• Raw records
━━━━━━━━
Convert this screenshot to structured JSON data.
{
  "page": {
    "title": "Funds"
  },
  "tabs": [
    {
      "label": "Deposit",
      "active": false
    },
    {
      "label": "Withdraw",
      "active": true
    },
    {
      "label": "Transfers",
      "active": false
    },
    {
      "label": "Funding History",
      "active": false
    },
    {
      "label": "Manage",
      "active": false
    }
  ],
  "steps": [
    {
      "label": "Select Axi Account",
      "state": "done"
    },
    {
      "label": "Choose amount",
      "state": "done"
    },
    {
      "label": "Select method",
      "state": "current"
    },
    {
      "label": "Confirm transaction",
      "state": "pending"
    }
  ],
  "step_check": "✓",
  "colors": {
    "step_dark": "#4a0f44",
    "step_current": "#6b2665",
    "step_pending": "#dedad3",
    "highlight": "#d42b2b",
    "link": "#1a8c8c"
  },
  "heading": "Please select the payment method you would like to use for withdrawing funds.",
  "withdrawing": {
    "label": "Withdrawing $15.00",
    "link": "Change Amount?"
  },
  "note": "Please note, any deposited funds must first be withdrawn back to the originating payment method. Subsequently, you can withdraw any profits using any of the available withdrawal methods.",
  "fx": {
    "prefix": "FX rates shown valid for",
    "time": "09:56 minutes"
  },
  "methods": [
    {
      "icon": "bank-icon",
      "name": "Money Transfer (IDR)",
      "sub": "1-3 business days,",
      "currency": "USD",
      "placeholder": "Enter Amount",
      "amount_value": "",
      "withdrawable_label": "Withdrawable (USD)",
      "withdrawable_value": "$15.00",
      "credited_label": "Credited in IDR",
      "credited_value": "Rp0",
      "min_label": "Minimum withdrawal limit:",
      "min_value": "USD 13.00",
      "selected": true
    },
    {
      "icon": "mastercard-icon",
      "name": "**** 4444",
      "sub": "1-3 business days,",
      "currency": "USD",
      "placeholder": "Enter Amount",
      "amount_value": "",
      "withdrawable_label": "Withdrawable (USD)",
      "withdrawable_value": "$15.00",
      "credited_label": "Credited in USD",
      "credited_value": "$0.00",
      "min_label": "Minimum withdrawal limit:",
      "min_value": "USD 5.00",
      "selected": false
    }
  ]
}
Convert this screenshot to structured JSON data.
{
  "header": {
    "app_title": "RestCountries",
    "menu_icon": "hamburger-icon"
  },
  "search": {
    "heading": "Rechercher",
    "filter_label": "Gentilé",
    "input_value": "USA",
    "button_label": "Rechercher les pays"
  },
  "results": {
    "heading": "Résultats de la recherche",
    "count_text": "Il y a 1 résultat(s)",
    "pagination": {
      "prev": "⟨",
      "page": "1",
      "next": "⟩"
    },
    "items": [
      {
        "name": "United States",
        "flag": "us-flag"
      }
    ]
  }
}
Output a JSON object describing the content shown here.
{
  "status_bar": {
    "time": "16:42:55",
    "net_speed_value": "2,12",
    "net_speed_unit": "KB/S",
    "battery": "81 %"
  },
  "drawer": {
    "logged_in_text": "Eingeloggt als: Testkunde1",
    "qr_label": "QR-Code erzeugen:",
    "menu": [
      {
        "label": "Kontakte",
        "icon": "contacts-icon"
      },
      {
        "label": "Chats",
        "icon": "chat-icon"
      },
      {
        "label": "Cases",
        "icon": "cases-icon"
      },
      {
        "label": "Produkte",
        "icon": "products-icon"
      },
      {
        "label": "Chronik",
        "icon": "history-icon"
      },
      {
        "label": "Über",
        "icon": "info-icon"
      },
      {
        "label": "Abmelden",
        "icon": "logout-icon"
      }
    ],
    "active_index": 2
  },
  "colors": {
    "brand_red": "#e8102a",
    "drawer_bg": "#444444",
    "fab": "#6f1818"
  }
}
━━━━━━━━
• EXERCISE BRIEF
Print the listing above in its entirety, with every line exact.

• EXERCISE ANSWER
Convert this screenshot to structured JSON data.
{
  "page": {
    "title": "Funds"
  },
  "tabs": [
    {
      "label": "Deposit",
      "active": false
    },
    {
      "label": "Withdraw",
      "active": true
    },
    {
      "label": "Transfers",
      "active": false
    },
    {
      "label": "Funding History",
      "active": false
    },
    {
      "label": "Manage",
      "active": false
    }
  ],
  "steps": [
    {
      "label": "Select Axi Account",
      "state": "done"
    },
    {
      "label": "Choose amount",
      "state": "done"
    },
    {
      "label": "Select method",
      "state": "current"
    },
    {
      "label": "Confirm transaction",
      "state": "pending"
    }
  ],
  "step_check": "✓",
  "colors": {
    "step_dark": "#4a0f44",
    "step_current": "#6b2665",
    "step_pending": "#dedad3",
    "highlight": "#d42b2b",
    "link": "#1a8c8c"
  },
  "heading": "Please select the payment method you would like to use for withdrawing funds.",
  "withdrawing": {
    "label": "Withdrawing $15.00",
    "link": "Change Amount?"
  },
  "note": "Please note, any deposited funds must first be withdrawn back to the originating payment method. Subsequently, you can withdraw any profits using any of the available withdrawal methods.",
  "fx": {
    "prefix": "FX rates shown valid for",
    "time": "09:56 minutes"
  },
  "methods": [
    {
      "icon": "bank-icon",
      "name": "Money Transfer (IDR)",
      "sub": "1-3 business days,",
      "currency": "USD",
      "placeholder": "Enter Amount",
      "amount_value": "",
      "withdrawable_label": "Withdrawable (USD)",
      "withdrawable_value": "$15.00",
      "credited_label": "Credited in IDR",
      "credited_value": "Rp0",
      "min_label": "Minimum withdrawal limit:",
      "min_value": "USD 13.00",
      "selected": true
    },
    {
      "icon": "mastercard-icon",
      "name": "**** 4444",
      "sub": "1-3 business days,",
      "currency": "USD",
      "placeholder": "Enter Amount",
      "amount_value": "",
      "withdrawable_label": "Withdrawable (USD)",
      "withdrawable_value": "$15.00",
      "credited_label": "Credited in USD",
      "credited_value": "$0.00",
      "min_label": "Minimum withdrawal limit:",
      "min_value": "USD 5.00",
      "selected": false
    }
  ]
}
Convert this screenshot to structured JSON data.
{
  "header": {
    "app_title": "RestCountries",
    "menu_icon": "hamburger-icon"
  },
  "search": {
    "heading": "Rechercher",
    "filter_label": "Gentilé",
    "input_value": "USA",
    "button_label": "Rechercher les pays"
  },
  "results": {
    "heading": "Résultats de la recherche",
    "count_text": "Il y a 1 résultat(s)",
    "pagination": {
      "prev": "⟨",
      "page": "1",
      "next": "⟩"
    },
    "items": [
      {
        "name": "United States",
        "flag": "us-flag"
      }
    ]
  }
}
Output a JSON object describing the content shown here.
{
  "status_bar": {
    "time": "16:42:55",
    "net_speed_value": "2,12",
    "net_speed_unit": "KB/S",
    "battery": "81 %"
  },
  "drawer": {
    "logged_in_text": "Eingeloggt als: Testkunde1",
    "qr_label": "QR-Code erzeugen:",
    "menu": [
      {
        "label": "Kontakte",
        "icon": "contacts-icon"
      },
      {
        "label": "Chats",
        "icon": "chat-icon"
      },
      {
        "label": "Cases",
        "icon": "cases-icon"
      },
      {
        "label": "Produkte",
        "icon": "products-icon"
      },
      {
        "label": "Chronik",
        "icon": "history-icon"
      },
      {
        "label": "Über",
        "icon": "info-icon"
      },
      {
        "label": "Abmelden",
        "icon": "logout-icon"
      }
    ],
    "active_index": 2
  },
  "colors": {
    "brand_red": "#e8102a",
    "drawer_bg": "#444444",
    "fab": "#6f1818"
  }
}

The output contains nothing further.